Part of a data file:
______________________________

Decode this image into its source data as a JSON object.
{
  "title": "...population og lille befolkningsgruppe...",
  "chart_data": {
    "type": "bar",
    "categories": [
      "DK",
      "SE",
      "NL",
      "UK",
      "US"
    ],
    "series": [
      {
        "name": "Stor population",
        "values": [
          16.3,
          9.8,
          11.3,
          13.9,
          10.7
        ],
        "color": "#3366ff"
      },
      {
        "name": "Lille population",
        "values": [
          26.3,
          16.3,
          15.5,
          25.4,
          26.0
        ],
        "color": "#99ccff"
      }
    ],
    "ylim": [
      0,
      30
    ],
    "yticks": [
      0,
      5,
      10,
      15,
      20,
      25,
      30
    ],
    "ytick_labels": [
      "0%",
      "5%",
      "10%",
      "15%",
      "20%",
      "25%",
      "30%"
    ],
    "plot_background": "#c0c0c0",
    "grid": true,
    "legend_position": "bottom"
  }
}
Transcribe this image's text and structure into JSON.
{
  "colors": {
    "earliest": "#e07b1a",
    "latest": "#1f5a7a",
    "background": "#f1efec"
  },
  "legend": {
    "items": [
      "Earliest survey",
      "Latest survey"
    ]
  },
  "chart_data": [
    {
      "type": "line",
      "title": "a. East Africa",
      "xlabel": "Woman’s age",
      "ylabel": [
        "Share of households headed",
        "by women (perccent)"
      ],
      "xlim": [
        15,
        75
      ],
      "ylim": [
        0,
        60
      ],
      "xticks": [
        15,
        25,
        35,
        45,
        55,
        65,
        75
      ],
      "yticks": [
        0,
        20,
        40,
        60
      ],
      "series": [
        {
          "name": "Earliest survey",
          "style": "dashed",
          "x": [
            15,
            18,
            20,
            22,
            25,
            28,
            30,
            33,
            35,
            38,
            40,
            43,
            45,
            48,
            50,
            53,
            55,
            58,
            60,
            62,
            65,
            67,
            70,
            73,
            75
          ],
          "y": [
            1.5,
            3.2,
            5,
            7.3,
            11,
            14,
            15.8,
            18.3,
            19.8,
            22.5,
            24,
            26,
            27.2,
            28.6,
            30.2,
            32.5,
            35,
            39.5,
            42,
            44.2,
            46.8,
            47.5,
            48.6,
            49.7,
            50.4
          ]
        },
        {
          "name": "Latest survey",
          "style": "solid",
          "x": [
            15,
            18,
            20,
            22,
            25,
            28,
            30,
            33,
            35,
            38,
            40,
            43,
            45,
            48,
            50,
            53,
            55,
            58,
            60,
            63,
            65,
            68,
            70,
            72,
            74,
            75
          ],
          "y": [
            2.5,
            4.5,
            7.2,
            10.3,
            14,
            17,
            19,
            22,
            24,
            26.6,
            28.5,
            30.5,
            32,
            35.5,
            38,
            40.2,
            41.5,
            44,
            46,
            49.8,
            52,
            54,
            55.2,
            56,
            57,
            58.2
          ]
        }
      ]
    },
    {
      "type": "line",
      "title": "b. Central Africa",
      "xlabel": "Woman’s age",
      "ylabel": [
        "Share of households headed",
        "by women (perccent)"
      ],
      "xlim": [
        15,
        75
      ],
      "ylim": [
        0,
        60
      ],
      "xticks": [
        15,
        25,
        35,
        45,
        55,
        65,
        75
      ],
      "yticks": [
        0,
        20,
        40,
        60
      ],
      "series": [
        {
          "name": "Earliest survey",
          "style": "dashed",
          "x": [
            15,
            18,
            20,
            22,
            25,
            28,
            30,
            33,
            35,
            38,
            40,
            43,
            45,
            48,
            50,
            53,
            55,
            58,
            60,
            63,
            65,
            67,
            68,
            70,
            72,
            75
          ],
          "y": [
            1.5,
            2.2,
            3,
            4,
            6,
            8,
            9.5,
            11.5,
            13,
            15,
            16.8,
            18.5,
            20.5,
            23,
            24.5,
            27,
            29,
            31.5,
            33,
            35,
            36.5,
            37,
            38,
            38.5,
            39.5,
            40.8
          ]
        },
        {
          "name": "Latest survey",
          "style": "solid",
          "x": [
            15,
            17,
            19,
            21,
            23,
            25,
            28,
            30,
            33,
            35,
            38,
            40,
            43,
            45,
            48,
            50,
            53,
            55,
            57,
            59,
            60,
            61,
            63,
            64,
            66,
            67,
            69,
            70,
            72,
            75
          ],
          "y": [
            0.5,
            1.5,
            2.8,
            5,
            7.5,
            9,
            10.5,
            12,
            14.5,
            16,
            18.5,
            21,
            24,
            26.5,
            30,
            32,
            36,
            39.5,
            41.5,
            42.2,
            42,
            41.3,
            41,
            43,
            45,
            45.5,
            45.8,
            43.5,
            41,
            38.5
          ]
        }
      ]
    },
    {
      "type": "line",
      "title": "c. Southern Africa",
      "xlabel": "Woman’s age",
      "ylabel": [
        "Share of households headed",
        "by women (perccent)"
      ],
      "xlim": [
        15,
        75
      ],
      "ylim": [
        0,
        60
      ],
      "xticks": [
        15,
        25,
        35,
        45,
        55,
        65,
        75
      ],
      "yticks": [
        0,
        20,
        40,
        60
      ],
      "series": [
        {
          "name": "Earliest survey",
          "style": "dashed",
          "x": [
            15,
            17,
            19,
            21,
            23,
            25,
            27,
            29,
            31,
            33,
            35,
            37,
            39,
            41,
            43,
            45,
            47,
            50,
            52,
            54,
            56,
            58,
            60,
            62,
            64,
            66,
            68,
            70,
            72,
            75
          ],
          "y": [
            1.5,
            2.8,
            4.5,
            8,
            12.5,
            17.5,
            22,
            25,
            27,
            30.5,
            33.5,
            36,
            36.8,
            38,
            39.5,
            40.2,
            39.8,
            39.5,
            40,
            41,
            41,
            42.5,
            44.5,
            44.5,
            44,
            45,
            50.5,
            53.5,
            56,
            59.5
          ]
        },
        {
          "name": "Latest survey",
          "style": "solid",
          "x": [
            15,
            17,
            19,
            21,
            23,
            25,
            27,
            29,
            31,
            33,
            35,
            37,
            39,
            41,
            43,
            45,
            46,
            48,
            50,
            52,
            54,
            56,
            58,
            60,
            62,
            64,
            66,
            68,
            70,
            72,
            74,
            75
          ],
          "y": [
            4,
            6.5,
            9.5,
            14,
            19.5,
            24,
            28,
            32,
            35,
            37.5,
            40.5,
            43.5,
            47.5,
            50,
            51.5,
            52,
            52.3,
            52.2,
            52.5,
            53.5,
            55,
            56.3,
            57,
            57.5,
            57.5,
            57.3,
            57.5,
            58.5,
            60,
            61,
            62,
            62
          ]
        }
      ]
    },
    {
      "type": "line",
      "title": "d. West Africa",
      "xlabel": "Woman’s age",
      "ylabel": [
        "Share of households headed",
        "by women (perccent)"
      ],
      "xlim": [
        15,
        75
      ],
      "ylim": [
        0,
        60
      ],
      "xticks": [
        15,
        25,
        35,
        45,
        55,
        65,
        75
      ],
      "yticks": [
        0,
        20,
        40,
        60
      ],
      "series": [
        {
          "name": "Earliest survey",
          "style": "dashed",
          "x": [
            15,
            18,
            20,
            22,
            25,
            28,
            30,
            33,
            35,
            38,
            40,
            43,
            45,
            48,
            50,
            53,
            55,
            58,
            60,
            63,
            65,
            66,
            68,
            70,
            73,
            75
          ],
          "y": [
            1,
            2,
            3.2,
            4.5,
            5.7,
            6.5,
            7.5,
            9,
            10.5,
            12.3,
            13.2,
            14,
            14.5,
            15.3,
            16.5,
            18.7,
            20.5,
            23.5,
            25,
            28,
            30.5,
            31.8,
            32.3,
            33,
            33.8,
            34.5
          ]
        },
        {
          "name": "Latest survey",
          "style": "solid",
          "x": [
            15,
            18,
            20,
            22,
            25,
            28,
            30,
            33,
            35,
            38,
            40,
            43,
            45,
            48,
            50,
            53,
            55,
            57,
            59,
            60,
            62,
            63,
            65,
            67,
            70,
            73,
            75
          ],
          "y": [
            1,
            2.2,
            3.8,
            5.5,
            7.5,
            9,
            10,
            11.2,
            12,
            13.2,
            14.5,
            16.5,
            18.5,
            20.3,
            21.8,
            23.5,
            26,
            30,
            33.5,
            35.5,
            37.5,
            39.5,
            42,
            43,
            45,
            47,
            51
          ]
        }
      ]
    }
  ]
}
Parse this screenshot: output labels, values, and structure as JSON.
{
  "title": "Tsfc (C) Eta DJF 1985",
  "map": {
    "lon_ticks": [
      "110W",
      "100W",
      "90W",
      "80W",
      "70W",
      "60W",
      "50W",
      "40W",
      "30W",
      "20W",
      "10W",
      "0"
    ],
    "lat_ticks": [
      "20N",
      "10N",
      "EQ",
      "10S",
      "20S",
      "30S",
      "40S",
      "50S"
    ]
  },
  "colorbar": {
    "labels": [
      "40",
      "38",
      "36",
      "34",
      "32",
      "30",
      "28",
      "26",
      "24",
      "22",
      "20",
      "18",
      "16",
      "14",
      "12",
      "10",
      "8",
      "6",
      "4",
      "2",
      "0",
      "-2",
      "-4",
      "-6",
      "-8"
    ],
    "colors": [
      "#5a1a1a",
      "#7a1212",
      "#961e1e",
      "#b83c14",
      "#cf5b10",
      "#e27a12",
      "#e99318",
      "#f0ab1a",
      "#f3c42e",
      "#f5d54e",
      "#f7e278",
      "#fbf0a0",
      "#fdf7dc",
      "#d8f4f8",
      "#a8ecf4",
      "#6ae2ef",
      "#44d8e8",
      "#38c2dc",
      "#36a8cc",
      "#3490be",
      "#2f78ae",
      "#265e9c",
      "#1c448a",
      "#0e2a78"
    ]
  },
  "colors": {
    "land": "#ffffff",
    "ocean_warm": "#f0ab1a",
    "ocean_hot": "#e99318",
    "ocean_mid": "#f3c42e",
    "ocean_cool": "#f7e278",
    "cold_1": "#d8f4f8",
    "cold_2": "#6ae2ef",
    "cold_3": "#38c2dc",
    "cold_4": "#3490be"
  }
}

______________________________

Extract lines where the string "title" occurs.

  "title": "...population og lille befolkningsgruppe...",
      "title": "a. East Africa",
      "title": "b. Central Africa",
      "title": "c. Southern Africa",
      "title": "d. West Africa",
  "title": "Tsfc (C) Eta DJF 1985",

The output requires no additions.